## PAGE EXCERPT

Two rules that get sites banned from rich results:

  1. Reviews must come from real customers. Google's spam team actively hunts down sites that ship aggregateRating without any actual review system on the page. If a human auditor visits your URL and can't find the reviews the schema claims exist, you lose rich result eligibility on the whole domain.
  2. Self-serving reviews don't count. A business reviewing its own products, or a parent company reviewing a subsidiary's products, gets filtered. The reviewer needs to be a customer or independent third party.

Stock Status and Pricing

availability accepts a small set of Schema.org URLs. Use the right one — Google reads them literally:

  • https://schema.org/InStock
  • https://schema.org/OutOfStock
  • https://schema.org/PreOrder
  • https://schema.org/BackOrder
  • https://schema.org/Discontinued
  • https://schema.org/LimitedAvailability

If the schema says InStock and the user lands on a sold-out product page, Google logs it. Repeated mismatches between the schema and the live page state are a manual-action trigger. Render this from your inventory data, not a hardcoded value.

For sales, use priceValidUntil and the lowPrice/highPrice pattern with AggregateOffer:

"offers": {
  "@type": "AggregateOffer",
  "priceCurrency": "USD",
  "lowPrice": "149.00",
  "highPrice": "189.00",
  "offerCount": "12",
  "availability": "https://schema.org/InStock"
}

Use AggregateOffer when one product page covers multiple variants (sizes, colors) at different price points. Use a single Offer when there's one SKU with one price.

Common Mistakes That Kill Rich Results

These are the failure modes I see most often when sites have valid-looking schema but no rich snippets in the wild:

Schema on category pages instead of product pages. Product rich results require the schema to be on a single-product detail page. A category or collection page with multiple Product blobs doesn't qualify — use ItemList with linked products instead.

Image array missing or wrong aspect ratios. Google wants 1:1, 4:3, and 16:9 versions of the product image. A single image works but limits which carousels you're eligible for. The images need to be publicly crawlable — no robots.txt blocks, no auth walls.

Price as a number instead of a string. Schema.org's price field expects a string, not a number. "price": "189.00" is right. "price": 189.00 will validate but sometimes fails to populate the snippet because of locale formatting issues.

Review schema without a visible review section. If your review array references reviews that aren't actually rendered on the page, Google's algorithm and manual auditors will flag it. The schema must reflect what users see.

Conflicting data between schema and visible page. Schema says $189, page says $169. Schema says InStock, page shows "Sold Out." Google trusts the visible page over the schema and may suppress rich results entirely.

Validate Before You Ship

Two checks every product page deserves before it goes live:

  1. Run the markup through our Structured Data Validator — catches missing required fields, malformed JSON, and unsupported types in seconds.
  2. Run the live URL through Google's Rich Results Test — confirms eligibility and shows which rich result types qualify.

## YOUR INSTRUCTIONS
What does the page excerpt on product schema say to use when one product page covers multiple variants at different price points?

## MATERIAL PROVIDED
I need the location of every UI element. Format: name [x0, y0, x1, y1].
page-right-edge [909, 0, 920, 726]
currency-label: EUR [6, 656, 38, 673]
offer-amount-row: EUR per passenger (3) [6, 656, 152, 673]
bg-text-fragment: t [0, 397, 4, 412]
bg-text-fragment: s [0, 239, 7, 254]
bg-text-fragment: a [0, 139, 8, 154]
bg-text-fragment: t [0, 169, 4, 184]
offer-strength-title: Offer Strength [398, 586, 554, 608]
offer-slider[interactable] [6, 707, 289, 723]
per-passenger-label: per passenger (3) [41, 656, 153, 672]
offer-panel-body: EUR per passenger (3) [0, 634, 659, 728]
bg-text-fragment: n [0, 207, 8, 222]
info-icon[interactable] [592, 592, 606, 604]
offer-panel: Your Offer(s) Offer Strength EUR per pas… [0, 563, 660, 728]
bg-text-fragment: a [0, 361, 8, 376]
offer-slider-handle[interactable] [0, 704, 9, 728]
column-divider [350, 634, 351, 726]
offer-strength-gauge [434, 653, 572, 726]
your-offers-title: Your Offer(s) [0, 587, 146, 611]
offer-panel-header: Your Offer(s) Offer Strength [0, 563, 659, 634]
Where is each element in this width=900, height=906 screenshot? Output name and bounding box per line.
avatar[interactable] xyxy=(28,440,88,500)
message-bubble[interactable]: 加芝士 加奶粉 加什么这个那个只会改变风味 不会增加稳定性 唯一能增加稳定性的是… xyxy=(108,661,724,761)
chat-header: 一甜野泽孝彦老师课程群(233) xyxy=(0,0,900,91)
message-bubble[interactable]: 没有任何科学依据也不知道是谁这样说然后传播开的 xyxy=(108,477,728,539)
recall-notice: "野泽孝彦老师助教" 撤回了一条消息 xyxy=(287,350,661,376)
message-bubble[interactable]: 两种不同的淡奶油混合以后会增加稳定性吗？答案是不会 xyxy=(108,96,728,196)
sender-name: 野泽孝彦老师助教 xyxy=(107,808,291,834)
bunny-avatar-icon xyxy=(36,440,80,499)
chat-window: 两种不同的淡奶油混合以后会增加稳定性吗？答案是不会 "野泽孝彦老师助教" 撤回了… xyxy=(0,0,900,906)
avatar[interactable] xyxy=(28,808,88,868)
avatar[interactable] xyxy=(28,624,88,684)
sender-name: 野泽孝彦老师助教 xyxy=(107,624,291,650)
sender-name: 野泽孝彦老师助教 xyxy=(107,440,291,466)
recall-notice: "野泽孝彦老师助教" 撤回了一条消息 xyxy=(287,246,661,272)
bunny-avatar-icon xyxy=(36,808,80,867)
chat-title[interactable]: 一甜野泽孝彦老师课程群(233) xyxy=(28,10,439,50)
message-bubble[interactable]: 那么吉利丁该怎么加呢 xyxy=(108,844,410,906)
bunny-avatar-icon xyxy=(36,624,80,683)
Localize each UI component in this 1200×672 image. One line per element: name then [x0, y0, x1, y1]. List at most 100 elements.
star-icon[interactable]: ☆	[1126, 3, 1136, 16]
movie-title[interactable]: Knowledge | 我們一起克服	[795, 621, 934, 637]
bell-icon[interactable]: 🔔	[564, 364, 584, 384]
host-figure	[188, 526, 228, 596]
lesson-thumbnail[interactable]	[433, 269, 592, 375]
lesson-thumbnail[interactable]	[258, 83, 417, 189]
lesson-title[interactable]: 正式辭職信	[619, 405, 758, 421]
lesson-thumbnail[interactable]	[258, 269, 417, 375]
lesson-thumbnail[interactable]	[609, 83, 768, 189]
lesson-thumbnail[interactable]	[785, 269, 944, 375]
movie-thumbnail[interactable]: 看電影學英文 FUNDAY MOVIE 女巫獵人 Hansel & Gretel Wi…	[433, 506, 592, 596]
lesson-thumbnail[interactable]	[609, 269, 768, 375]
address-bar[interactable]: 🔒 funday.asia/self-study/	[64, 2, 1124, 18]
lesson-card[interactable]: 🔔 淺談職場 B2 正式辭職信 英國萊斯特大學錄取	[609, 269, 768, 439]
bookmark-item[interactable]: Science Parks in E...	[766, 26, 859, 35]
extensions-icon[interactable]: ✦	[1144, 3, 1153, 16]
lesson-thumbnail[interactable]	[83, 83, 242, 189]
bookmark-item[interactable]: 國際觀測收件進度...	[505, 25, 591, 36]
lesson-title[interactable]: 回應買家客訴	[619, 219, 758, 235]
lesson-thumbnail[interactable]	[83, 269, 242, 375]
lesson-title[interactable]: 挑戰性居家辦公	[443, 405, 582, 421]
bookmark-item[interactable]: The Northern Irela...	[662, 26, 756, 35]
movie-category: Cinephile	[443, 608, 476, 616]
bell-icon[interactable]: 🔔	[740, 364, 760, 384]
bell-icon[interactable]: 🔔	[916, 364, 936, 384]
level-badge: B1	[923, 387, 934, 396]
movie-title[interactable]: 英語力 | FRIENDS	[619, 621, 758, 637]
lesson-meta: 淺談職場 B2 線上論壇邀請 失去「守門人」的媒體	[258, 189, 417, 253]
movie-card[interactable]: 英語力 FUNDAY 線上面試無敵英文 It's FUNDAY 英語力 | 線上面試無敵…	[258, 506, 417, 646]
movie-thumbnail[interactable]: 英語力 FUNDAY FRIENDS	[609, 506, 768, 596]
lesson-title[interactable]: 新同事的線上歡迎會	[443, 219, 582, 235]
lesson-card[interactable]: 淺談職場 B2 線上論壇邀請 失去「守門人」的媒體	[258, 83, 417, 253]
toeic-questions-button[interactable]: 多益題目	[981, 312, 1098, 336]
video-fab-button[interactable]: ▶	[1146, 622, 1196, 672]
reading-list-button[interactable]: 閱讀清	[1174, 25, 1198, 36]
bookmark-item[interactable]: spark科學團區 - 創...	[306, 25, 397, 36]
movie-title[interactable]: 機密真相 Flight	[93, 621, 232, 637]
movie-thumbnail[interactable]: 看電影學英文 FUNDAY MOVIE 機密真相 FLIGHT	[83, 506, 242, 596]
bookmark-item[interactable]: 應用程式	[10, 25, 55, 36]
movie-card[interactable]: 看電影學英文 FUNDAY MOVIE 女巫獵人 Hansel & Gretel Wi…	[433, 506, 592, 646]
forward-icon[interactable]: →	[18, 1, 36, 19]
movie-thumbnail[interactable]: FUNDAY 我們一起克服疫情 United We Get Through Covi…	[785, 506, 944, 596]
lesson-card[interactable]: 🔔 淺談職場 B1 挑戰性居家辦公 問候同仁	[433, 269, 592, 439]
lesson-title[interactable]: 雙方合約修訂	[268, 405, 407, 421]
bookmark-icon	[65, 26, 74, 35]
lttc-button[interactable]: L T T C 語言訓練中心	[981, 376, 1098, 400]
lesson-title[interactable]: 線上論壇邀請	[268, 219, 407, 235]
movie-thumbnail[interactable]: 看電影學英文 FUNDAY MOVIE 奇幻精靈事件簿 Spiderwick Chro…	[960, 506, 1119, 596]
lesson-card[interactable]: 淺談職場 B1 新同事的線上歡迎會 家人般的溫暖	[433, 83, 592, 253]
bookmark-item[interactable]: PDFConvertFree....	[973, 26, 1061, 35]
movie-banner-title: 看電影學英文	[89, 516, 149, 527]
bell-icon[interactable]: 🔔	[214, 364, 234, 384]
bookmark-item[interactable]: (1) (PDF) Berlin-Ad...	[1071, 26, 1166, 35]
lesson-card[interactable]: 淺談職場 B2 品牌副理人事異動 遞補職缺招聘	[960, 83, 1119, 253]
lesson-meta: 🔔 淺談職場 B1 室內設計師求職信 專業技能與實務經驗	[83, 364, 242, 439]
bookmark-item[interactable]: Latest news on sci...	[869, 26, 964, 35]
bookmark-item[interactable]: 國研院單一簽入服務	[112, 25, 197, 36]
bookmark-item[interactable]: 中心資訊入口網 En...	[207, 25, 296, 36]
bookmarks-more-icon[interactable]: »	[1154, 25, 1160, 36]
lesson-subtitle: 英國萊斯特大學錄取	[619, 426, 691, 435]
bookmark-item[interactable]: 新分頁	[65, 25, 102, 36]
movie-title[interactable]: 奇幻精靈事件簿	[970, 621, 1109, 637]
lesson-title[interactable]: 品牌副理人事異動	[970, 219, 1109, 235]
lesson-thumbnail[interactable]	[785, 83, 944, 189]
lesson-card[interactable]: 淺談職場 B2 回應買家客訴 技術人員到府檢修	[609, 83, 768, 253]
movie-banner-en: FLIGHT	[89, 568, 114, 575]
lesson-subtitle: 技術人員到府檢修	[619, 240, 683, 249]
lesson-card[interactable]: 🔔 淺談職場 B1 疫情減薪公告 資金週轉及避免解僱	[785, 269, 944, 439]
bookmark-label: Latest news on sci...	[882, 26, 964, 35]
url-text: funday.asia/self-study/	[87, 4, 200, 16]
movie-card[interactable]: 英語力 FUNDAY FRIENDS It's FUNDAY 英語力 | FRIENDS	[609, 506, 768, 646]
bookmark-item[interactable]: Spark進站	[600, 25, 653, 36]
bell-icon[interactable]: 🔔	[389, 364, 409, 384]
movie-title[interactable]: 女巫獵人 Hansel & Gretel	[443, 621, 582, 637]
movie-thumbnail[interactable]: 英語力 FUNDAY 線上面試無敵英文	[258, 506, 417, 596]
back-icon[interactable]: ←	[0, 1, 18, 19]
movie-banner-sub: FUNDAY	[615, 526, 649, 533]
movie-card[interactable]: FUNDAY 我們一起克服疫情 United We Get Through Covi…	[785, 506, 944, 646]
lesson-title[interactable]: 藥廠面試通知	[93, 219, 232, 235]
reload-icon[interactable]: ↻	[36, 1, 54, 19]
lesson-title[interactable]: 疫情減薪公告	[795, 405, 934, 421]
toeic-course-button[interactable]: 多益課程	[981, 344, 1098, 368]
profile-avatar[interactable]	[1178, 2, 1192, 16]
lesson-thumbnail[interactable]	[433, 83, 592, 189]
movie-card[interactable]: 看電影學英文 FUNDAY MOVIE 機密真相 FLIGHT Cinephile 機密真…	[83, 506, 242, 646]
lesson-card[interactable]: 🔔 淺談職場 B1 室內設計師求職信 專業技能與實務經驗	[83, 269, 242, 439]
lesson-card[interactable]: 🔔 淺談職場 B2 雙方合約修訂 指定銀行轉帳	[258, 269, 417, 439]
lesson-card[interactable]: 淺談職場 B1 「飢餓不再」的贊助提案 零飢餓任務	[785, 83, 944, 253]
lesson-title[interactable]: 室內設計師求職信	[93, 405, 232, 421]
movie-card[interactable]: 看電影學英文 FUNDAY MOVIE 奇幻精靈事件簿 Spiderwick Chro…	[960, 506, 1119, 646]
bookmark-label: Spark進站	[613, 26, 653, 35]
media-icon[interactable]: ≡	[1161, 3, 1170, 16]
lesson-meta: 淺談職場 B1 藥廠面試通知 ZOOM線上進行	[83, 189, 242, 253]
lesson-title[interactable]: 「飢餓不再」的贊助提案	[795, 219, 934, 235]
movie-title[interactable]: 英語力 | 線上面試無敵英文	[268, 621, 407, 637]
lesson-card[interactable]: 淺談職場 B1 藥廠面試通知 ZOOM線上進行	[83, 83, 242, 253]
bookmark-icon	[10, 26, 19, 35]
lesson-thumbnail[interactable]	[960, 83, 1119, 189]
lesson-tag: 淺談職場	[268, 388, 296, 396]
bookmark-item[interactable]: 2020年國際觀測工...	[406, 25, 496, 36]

## EXERCISE OUTPUT
AggregateOffer